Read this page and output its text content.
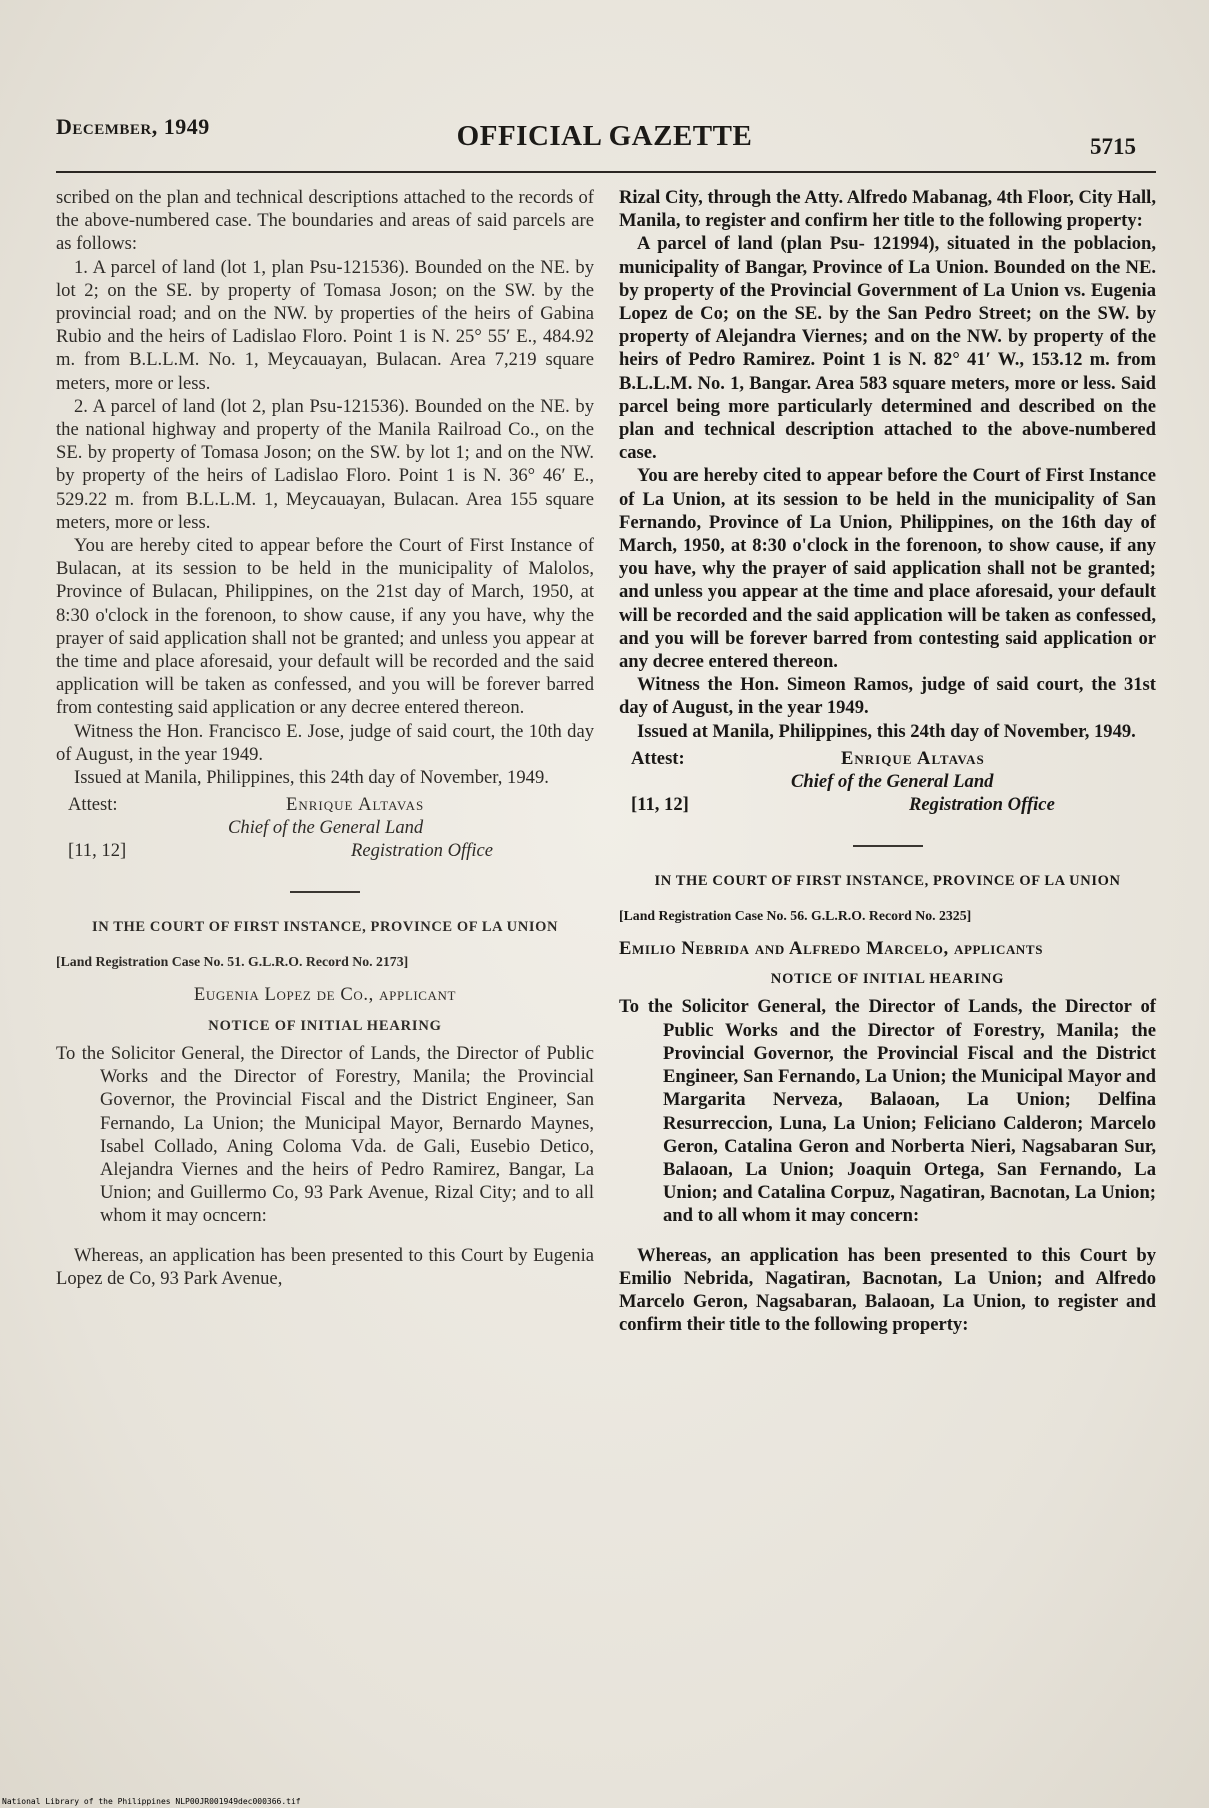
December, 1949	OFFICIAL GAZETTE	5715

scribed on the plan and technical descriptions attached to the records of the above-numbered case. The boundaries and areas of said parcels are as follows:

1. A parcel of land (lot 1, plan Psu-121536). Bounded on the NE. by lot 2; on the SE. by property of Tomasa Joson; on the SW. by the provincial road; and on the NW. by properties of the heirs of Gabina Rubio and the heirs of Ladislao Floro. Point 1 is N. 25° 55′ E., 484.92 m. from B.L.L.M. No. 1, Meycauayan, Bulacan. Area 7,219 square meters, more or less.

2. A parcel of land (lot 2, plan Psu-121536). Bounded on the NE. by the national highway and property of the Manila Railroad Co., on the SE. by property of Tomasa Joson; on the SW. by lot 1; and on the NW. by property of the heirs of Ladislao Floro. Point 1 is N. 36° 46′ E., 529.22 m. from B.L.L.M. 1, Meycauayan, Bulacan. Area 155 square meters, more or less.

You are hereby cited to appear before the Court of First Instance of Bulacan, at its session to be held in the municipality of Malolos, Province of Bulacan, Philippines, on the 21st day of March, 1950, at 8:30 o'clock in the forenoon, to show cause, if any you have, why the prayer of said application shall not be granted; and unless you appear at the time and place aforesaid, your default will be recorded and the said application will be taken as confessed, and you will be forever barred from contesting said application or any decree entered thereon.

Witness the Hon. Francisco E. Jose, judge of said court, the 10th day of August, in the year 1949.

Issued at Manila, Philippines, this 24th day of November, 1949.

Attest:	Enrique Altavas
Chief of the General Land
[11, 12]	Registration Office
IN THE COURT OF FIRST INSTANCE, PROVINCE OF LA UNION
[Land Registration Case No. 51. G.L.R.O. Record No. 2173]
Eugenia Lopez de Co., applicant
NOTICE OF INITIAL HEARING

To the Solicitor General, the Director of Lands, the Director of Public Works and the Director of Forestry, Manila; the Provincial Governor, the Provincial Fiscal and the District Engineer, San Fernando, La Union; the Municipal Mayor, Bernardo Maynes, Isabel Collado, Aning Coloma Vda. de Gali, Eusebio Detico, Alejandra Viernes and the heirs of Pedro Ramirez, Bangar, La Union; and Guillermo Co, 93 Park Avenue, Rizal City; and to all whom it may ocncern:

Whereas, an application has been presented to this Court by Eugenia Lopez de Co, 93 Park Avenue,

Rizal City, through the Atty. Alfredo Mabanag, 4th Floor, City Hall, Manila, to register and confirm her title to the following property:

A parcel of land (plan Psu- 121994), situated in the poblacion, municipality of Bangar, Province of La Union. Bounded on the NE. by property of the Provincial Government of La Union vs. Eugenia Lopez de Co; on the SE. by the San Pedro Street; on the SW. by property of Alejandra Viernes; and on the NW. by property of the heirs of Pedro Ramirez. Point 1 is N. 82° 41′ W., 153.12 m. from B.L.L.M. No. 1, Bangar. Area 583 square meters, more or less. Said parcel being more particularly determined and described on the plan and technical description attached to the above-numbered case.

You are hereby cited to appear before the Court of First Instance of La Union, at its session to be held in the municipality of San Fernando, Province of La Union, Philippines, on the 16th day of March, 1950, at 8:30 o'clock in the forenoon, to show cause, if any you have, why the prayer of said application shall not be granted; and unless you appear at the time and place aforesaid, your default will be recorded and the said application will be taken as confessed, and you will be forever barred from contesting said application or any decree entered thereon.

Witness the Hon. Simeon Ramos, judge of said court, the 31st day of August, in the year 1949.

Issued at Manila, Philippines, this 24th day of November, 1949.

Attest:	Enrique Altavas
Chief of the General Land
[11, 12]	Registration Office
IN THE COURT OF FIRST INSTANCE, PROVINCE OF LA UNION
[Land Registration Case No. 56. G.L.R.O. Record No. 2325]
Emilio Nebrida and Alfredo Marcelo, applicants
NOTICE OF INITIAL HEARING

To the Solicitor General, the Director of Lands, the Director of Public Works and the Director of Forestry, Manila; the Provincial Governor, the Provincial Fiscal and the District Engineer, San Fernando, La Union; the Municipal Mayor and Margarita Nerveza, Balaoan, La Union; Delfina Resurreccion, Luna, La Union; Feliciano Calderon; Marcelo Geron, Catalina Geron and Norberta Nieri, Nagsabaran Sur, Balaoan, La Union; Joaquin Ortega, San Fernando, La Union; and Catalina Corpuz, Nagatiran, Bacnotan, La Union; and to all whom it may concern:

Whereas, an application has been presented to this Court by Emilio Nebrida, Nagatiran, Bacnotan, La Union; and Alfredo Marcelo Geron, Nagsabaran, Balaoan, La Union, to register and confirm their title to the following property:

National Library of the Philippines NLP00JR001949dec000366.tif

=======

Challenge —
Copy all lines above containing the string "title".

Output of the exercise —
Rizal City, through the Atty. Alfredo Mabanag, 4th Floor, City Hall, Manila, to register and confirm her title to the following property:
Whereas, an application has been presented to this Court by Emilio Nebrida, Nagatiran, Bacnotan, La Union; and Alfredo Marcelo Geron, Nagsabaran, Balaoan, La Union, to register and confirm their title to the following property:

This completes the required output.